§ Exercise requirements: Transcribe the data that follows precisely, omitting nothing.

§ Stored rows:
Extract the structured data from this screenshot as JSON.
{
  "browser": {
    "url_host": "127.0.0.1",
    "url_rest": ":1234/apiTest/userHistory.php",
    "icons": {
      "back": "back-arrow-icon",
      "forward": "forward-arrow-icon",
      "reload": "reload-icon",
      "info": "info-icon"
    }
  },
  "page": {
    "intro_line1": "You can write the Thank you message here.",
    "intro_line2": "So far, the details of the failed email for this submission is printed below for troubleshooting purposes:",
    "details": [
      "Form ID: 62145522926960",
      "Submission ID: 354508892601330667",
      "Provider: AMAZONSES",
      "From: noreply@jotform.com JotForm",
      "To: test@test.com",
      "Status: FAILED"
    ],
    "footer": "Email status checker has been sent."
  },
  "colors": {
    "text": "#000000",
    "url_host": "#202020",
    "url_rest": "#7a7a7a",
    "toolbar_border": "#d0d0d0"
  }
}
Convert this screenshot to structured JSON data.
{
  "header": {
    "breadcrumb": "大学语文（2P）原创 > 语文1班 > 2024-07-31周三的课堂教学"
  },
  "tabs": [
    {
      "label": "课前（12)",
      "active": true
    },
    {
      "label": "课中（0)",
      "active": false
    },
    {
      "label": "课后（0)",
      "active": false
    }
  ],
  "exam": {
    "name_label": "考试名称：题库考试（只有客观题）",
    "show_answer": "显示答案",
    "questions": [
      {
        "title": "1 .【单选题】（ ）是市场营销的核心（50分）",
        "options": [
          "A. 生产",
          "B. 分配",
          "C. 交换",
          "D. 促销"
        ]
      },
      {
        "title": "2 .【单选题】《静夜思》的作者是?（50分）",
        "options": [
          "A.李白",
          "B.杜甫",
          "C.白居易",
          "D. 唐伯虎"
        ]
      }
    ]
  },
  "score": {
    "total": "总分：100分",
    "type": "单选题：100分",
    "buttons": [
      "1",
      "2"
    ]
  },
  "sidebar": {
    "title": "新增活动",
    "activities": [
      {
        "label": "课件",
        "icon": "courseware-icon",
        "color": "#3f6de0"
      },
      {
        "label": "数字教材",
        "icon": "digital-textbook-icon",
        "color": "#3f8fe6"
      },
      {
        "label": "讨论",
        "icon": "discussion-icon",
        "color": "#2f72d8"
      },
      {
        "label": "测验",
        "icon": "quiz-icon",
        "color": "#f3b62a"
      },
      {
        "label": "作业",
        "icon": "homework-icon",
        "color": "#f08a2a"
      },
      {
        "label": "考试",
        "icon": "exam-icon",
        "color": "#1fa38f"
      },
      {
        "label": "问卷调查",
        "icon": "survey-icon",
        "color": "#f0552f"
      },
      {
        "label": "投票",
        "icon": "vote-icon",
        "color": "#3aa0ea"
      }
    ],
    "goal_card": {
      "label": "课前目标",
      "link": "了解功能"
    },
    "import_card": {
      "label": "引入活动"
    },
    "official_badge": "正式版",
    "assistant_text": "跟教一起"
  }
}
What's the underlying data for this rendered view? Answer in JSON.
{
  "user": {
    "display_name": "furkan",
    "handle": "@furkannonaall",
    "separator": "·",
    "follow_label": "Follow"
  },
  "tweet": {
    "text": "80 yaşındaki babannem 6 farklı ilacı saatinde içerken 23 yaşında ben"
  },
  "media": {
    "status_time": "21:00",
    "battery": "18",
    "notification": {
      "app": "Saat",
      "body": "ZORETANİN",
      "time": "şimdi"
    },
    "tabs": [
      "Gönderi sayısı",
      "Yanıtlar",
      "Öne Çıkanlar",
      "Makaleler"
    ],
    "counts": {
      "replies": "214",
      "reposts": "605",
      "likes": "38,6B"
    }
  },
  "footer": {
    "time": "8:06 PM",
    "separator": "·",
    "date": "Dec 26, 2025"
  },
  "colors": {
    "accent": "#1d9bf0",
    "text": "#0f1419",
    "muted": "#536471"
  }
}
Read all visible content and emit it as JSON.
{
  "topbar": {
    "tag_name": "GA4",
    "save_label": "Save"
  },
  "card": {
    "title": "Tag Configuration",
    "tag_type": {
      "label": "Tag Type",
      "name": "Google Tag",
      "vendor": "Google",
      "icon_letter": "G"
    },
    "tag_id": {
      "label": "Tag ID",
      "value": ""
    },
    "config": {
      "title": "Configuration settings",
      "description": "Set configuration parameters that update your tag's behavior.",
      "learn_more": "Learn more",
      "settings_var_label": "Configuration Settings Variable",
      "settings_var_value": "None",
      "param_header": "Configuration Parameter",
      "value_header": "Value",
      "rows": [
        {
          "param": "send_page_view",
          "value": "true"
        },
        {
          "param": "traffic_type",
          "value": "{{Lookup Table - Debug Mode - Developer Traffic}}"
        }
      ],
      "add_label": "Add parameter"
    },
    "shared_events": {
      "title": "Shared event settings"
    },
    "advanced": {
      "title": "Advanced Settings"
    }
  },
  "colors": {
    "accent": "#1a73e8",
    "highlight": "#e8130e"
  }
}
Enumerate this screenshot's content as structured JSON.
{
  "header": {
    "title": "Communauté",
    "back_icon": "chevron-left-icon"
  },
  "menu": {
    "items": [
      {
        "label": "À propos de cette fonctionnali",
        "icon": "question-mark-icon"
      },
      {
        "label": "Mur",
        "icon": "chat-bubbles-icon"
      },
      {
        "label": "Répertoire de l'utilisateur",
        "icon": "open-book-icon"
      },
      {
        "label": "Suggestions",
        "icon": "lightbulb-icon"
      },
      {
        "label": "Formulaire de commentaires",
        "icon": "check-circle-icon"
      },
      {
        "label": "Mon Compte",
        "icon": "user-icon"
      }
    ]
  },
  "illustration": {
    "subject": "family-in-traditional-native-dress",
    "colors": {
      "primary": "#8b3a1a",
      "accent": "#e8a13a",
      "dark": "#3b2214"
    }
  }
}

§ The response:
Extract the structured data from this screenshot as JSON.
{
  "browser": {
    "url_host": "127.0.0.1",
    "url_rest": ":1234/apiTest/userHistory.php",
    "icons": {
      "back": "back-arrow-icon",
      "forward": "forward-arrow-icon",
      "reload": "reload-icon",
      "info": "info-icon"
    }
  },
  "page": {
    "intro_line1": "You can write the Thank you message here.",
    "intro_line2": "So far, the details of the failed email for this submission is printed below for troubleshooting purposes:",
    "details": [
      "Form ID: 62145522926960",
      "Submission ID: 354508892601330667",
      "Provider: AMAZONSES",
      "From: noreply@jotform.com JotForm",
      "To: test@test.com",
      "Status: FAILED"
    ],
    "footer": "Email status checker has been sent."
  },
  "colors": {
    "text": "#000000",
    "url_host": "#202020",
    "url_rest": "#7a7a7a",
    "toolbar_border": "#d0d0d0"
  }
}
Convert this screenshot to structured JSON data.
{
  "header": {
    "breadcrumb": "大学语文（2P）原创 > 语文1班 > 2024-07-31周三的课堂教学"
  },
  "tabs": [
    {
      "label": "课前（12)",
      "active": true
    },
    {
      "label": "课中（0)",
      "active": false
    },
    {
      "label": "课后（0)",
      "active": false
    }
  ],
  "exam": {
    "name_label": "考试名称：题库考试（只有客观题）",
    "show_answer": "显示答案",
    "questions": [
      {
        "title": "1 .【单选题】（ ）是市场营销的核心（50分）",
        "options": [
          "A. 生产",
          "B. 分配",
          "C. 交换",
          "D. 促销"
        ]
      },
      {
        "title": "2 .【单选题】《静夜思》的作者是?（50分）",
        "options": [
          "A.李白",
          "B.杜甫",
          "C.白居易",
          "D. 唐伯虎"
        ]
      }
    ]
  },
  "score": {
    "total": "总分：100分",
    "type": "单选题：100分",
    "buttons": [
      "1",
      "2"
    ]
  },
  "sidebar": {
    "title": "新增活动",
    "activities": [
      {
        "label": "课件",
        "icon": "courseware-icon",
        "color": "#3f6de0"
      },
      {
        "label": "数字教材",
        "icon": "digital-textbook-icon",
        "color": "#3f8fe6"
      },
      {
        "label": "讨论",
        "icon": "discussion-icon",
        "color": "#2f72d8"
      },
      {
        "label": "测验",
        "icon": "quiz-icon",
        "color": "#f3b62a"
      },
      {
        "label": "作业",
        "icon": "homework-icon",
        "color": "#f08a2a"
      },
      {
        "label": "考试",
        "icon": "exam-icon",
        "color": "#1fa38f"
      },
      {
        "label": "问卷调查",
        "icon": "survey-icon",
        "color": "#f0552f"
      },
      {
        "label": "投票",
        "icon": "vote-icon",
        "color": "#3aa0ea"
      }
    ],
    "goal_card": {
      "label": "课前目标",
      "link": "了解功能"
    },
    "import_card": {
      "label": "引入活动"
    },
    "official_badge": "正式版",
    "assistant_text": "跟教一起"
  }
}
What's the underlying data for this rendered view? Answer in JSON.
{
  "user": {
    "display_name": "furkan",
    "handle": "@furkannonaall",
    "separator": "·",
    "follow_label": "Follow"
  },
  "tweet": {
    "text": "80 yaşındaki babannem 6 farklı ilacı saatinde içerken 23 yaşında ben"
  },
  "media": {
    "status_time": "21:00",
    "battery": "18",
    "notification": {
      "app": "Saat",
      "body": "ZORETANİN",
      "time": "şimdi"
    },
    "tabs": [
      "Gönderi sayısı",
      "Yanıtlar",
      "Öne Çıkanlar",
      "Makaleler"
    ],
    "counts": {
      "replies": "214",
      "reposts": "605",
      "likes": "38,6B"
    }
  },
  "footer": {
    "time": "8:06 PM",
    "separator": "·",
    "date": "Dec 26, 2025"
  },
  "colors": {
    "accent": "#1d9bf0",
    "text": "#0f1419",
    "muted": "#536471"
  }
}
Read all visible content and emit it as JSON.
{
  "topbar": {
    "tag_name": "GA4",
    "save_label": "Save"
  },
  "card": {
    "title": "Tag Configuration",
    "tag_type": {
      "label": "Tag Type",
      "name": "Google Tag",
      "vendor": "Google",
      "icon_letter": "G"
    },
    "tag_id": {
      "label": "Tag ID",
      "value": ""
    },
    "config": {
      "title": "Configuration settings",
      "description": "Set configuration parameters that update your tag's behavior.",
      "learn_more": "Learn more",
      "settings_var_label": "Configuration Settings Variable",
      "settings_var_value": "None",
      "param_header": "Configuration Parameter",
      "value_header": "Value",
      "rows": [
        {
          "param": "send_page_view",
          "value": "true"
        },
        {
          "param": "traffic_type",
          "value": "{{Lookup Table - Debug Mode - Developer Traffic}}"
        }
      ],
      "add_label": "Add parameter"
    },
    "shared_events": {
      "title": "Shared event settings"
    },
    "advanced": {
      "title": "Advanced Settings"
    }
  },
  "colors": {
    "accent": "#1a73e8",
    "highlight": "#e8130e"
  }
}
Enumerate this screenshot's content as structured JSON.
{
  "header": {
    "title": "Communauté",
    "back_icon": "chevron-left-icon"
  },
  "menu": {
    "items": [
      {
        "label": "À propos de cette fonctionnali",
        "icon": "question-mark-icon"
      },
      {
        "label": "Mur",
        "icon": "chat-bubbles-icon"
      },
      {
        "label": "Répertoire de l'utilisateur",
        "icon": "open-book-icon"
      },
      {
        "label": "Suggestions",
        "icon": "lightbulb-icon"
      },
      {
        "label": "Formulaire de commentaires",
        "icon": "check-circle-icon"
      },
      {
        "label": "Mon Compte",
        "icon": "user-icon"
      }
    ]
  },
  "illustration": {
    "subject": "family-in-traditional-native-dress",
    "colors": {
      "primary": "#8b3a1a",
      "accent": "#e8a13a",
      "dark": "#3b2214"
    }
  }
}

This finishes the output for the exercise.